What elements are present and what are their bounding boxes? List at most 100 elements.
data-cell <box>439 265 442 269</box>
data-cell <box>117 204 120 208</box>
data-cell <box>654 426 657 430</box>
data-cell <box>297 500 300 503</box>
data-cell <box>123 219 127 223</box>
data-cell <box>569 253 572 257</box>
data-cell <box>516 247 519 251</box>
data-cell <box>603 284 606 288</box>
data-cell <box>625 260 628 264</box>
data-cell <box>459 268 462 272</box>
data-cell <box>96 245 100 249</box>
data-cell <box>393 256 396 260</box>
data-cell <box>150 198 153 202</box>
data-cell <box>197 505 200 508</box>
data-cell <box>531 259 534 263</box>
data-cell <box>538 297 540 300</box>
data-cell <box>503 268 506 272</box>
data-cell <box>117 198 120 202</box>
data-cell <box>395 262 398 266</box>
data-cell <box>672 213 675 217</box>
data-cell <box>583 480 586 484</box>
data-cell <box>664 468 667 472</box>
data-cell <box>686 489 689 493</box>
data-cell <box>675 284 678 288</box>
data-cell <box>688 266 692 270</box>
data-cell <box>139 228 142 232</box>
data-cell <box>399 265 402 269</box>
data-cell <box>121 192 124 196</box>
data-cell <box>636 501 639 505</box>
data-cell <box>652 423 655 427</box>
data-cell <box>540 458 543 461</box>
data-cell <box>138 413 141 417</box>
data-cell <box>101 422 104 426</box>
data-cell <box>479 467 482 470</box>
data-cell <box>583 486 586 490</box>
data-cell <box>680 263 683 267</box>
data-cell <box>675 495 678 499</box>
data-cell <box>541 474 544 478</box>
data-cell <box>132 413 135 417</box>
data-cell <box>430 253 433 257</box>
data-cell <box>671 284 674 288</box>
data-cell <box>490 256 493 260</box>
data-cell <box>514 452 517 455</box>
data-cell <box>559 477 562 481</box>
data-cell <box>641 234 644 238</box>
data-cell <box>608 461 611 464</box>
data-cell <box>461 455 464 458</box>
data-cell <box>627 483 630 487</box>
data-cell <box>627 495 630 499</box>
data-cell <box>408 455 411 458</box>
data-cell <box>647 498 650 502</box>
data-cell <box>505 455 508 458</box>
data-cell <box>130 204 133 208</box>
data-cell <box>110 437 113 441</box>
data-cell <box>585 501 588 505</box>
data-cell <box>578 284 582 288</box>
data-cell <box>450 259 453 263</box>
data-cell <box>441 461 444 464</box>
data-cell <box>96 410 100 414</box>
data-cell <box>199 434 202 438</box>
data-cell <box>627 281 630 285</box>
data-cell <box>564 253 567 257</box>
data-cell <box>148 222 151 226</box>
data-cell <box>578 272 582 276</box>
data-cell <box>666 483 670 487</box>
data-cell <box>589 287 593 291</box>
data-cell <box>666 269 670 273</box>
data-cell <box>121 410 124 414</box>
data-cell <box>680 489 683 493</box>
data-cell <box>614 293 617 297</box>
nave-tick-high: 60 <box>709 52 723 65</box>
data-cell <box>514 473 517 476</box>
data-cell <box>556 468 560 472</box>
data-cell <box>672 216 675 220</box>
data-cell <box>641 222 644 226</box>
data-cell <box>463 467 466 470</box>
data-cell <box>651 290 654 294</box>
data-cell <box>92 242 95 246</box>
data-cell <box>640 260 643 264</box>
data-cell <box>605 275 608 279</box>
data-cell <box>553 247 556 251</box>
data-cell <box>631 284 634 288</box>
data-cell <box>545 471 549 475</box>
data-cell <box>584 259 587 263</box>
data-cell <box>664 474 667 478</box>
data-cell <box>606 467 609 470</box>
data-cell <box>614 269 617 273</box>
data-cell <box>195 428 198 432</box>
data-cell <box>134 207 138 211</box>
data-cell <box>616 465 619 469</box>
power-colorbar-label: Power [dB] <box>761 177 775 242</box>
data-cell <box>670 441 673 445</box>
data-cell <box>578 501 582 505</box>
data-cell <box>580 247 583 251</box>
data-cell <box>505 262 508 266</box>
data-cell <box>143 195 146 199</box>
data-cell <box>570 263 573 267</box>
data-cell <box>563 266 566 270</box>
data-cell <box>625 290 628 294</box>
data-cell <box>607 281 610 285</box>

###

SET PROBLEM
Reproduce the lines from the start of the records up to and including the line containing "data-cell <box>625 260 628 264</box>", swapping "bounding boxes" for "coordinates" and leaving everything else unchanged.

THE RESULT
What elements are present and what are their coordinates? List at most 100 elements.
data-cell <box>439 265 442 269</box>
data-cell <box>117 204 120 208</box>
data-cell <box>654 426 657 430</box>
data-cell <box>297 500 300 503</box>
data-cell <box>123 219 127 223</box>
data-cell <box>569 253 572 257</box>
data-cell <box>516 247 519 251</box>
data-cell <box>603 284 606 288</box>
data-cell <box>625 260 628 264</box>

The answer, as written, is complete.